§ Task to complete: Reproduce every line in the listing that contains the word "retirees".
======== Supplied data ========
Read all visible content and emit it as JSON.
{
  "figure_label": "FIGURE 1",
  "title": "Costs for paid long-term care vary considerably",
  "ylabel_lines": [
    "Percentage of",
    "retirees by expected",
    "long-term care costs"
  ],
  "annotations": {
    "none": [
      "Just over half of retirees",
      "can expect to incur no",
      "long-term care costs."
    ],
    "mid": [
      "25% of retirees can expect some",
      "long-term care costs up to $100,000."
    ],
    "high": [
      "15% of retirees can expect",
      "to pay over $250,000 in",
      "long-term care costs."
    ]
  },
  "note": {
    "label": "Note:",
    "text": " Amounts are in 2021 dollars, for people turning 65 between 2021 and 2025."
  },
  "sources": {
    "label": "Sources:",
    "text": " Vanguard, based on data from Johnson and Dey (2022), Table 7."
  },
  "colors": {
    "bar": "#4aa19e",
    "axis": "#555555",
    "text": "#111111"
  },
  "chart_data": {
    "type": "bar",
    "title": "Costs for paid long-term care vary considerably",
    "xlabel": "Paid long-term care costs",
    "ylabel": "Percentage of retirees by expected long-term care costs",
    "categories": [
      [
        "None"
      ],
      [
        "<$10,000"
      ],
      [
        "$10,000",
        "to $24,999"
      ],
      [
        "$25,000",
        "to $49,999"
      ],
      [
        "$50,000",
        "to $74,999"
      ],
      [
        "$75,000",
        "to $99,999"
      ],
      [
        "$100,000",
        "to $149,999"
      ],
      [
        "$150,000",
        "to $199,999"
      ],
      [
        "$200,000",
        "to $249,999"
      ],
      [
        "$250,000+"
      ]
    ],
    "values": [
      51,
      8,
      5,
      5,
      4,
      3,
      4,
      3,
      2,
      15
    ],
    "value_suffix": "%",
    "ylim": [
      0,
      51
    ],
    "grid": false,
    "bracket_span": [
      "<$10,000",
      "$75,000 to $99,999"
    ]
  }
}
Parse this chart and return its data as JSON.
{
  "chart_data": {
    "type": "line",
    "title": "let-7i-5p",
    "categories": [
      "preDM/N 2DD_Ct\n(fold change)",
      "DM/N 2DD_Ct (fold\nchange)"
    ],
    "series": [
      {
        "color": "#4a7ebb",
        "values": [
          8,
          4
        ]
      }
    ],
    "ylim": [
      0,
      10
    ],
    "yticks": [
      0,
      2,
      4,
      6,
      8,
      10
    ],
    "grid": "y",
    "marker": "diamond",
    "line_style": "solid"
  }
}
========
§ Final answer:
    "retirees by expected",
      "Just over half of retirees",
      "25% of retirees can expect some",
      "15% of retirees can expect",
    "ylabel": "Percentage of retirees by expected long-term care costs",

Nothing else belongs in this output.